§ PROBLEM DETAILS:
Every record must be repeated exactly, with no omission.

**** RECORDS

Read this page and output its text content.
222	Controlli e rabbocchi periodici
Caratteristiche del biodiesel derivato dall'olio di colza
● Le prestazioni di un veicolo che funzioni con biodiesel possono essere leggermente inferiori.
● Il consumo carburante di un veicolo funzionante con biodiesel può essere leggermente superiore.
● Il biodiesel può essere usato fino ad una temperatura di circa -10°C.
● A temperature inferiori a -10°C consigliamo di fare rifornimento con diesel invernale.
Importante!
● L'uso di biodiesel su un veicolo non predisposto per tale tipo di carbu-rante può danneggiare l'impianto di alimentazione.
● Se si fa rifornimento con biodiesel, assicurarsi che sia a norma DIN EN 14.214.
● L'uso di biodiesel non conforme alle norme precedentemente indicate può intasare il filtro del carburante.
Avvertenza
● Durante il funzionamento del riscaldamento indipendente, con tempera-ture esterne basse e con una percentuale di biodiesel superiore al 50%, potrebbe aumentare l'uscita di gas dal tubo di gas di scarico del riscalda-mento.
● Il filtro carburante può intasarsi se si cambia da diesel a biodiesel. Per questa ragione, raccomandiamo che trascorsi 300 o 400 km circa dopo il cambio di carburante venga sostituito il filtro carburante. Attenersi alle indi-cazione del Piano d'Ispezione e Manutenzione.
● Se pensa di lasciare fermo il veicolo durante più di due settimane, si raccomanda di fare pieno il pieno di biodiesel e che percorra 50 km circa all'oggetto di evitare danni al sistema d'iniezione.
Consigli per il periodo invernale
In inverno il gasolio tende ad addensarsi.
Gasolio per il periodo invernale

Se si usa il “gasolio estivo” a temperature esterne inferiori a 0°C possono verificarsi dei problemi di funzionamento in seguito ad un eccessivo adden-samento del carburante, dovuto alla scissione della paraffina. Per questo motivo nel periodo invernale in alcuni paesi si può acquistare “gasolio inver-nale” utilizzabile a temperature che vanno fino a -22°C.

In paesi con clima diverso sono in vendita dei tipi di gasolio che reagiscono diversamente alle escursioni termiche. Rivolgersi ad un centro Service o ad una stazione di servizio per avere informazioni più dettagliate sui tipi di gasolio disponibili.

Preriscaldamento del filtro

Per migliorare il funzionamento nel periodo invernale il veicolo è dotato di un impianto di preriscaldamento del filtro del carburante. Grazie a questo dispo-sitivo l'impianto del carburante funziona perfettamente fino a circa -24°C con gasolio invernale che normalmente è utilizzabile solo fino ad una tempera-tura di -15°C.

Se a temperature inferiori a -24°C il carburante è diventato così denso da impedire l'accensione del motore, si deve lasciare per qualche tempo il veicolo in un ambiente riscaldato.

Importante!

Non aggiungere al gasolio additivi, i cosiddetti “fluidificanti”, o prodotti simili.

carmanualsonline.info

********

§ TASK RESPONSE:
Read this page and output its text content.
222	Controlli e rabbocchi periodici
Caratteristiche del biodiesel derivato dall'olio di colza
● Le prestazioni di un veicolo che funzioni con biodiesel possono essere leggermente inferiori.
● Il consumo carburante di un veicolo funzionante con biodiesel può essere leggermente superiore.
● Il biodiesel può essere usato fino ad una temperatura di circa -10°C.
● A temperature inferiori a -10°C consigliamo di fare rifornimento con diesel invernale.
Importante!
● L'uso di biodiesel su un veicolo non predisposto per tale tipo di carbu-rante può danneggiare l'impianto di alimentazione.
● Se si fa rifornimento con biodiesel, assicurarsi che sia a norma DIN EN 14.214.
● L'uso di biodiesel non conforme alle norme precedentemente indicate può intasare il filtro del carburante.
Avvertenza
● Durante il funzionamento del riscaldamento indipendente, con tempera-ture esterne basse e con una percentuale di biodiesel superiore al 50%, potrebbe aumentare l'uscita di gas dal tubo di gas di scarico del riscalda-mento.
● Il filtro carburante può intasarsi se si cambia da diesel a biodiesel. Per questa ragione, raccomandiamo che trascorsi 300 o 400 km circa dopo il cambio di carburante venga sostituito il filtro carburante. Attenersi alle indi-cazione del Piano d'Ispezione e Manutenzione.
● Se pensa di lasciare fermo il veicolo durante più di due settimane, si raccomanda di fare pieno il pieno di biodiesel e che percorra 50 km circa all'oggetto di evitare danni al sistema d'iniezione.
Consigli per il periodo invernale
In inverno il gasolio tende ad addensarsi.
Gasolio per il periodo invernale

Se si usa il “gasolio estivo” a temperature esterne inferiori a 0°C possono verificarsi dei problemi di funzionamento in seguito ad un eccessivo adden-samento del carburante, dovuto alla scissione della paraffina. Per questo motivo nel periodo invernale in alcuni paesi si può acquistare “gasolio inver-nale” utilizzabile a temperature che vanno fino a -22°C.

In paesi con clima diverso sono in vendita dei tipi di gasolio che reagiscono diversamente alle escursioni termiche. Rivolgersi ad un centro Service o ad una stazione di servizio per avere informazioni più dettagliate sui tipi di gasolio disponibili.

Preriscaldamento del filtro

Per migliorare il funzionamento nel periodo invernale il veicolo è dotato di un impianto di preriscaldamento del filtro del carburante. Grazie a questo dispo-sitivo l'impianto del carburante funziona perfettamente fino a circa -24°C con gasolio invernale che normalmente è utilizzabile solo fino ad una tempera-tura di -15°C.

Se a temperature inferiori a -24°C il carburante è diventato così denso da impedire l'accensione del motore, si deve lasciare per qualche tempo il veicolo in un ambiente riscaldato.

Importante!

Non aggiungere al gasolio additivi, i cosiddetti “fluidificanti”, o prodotti simili.

carmanualsonline.info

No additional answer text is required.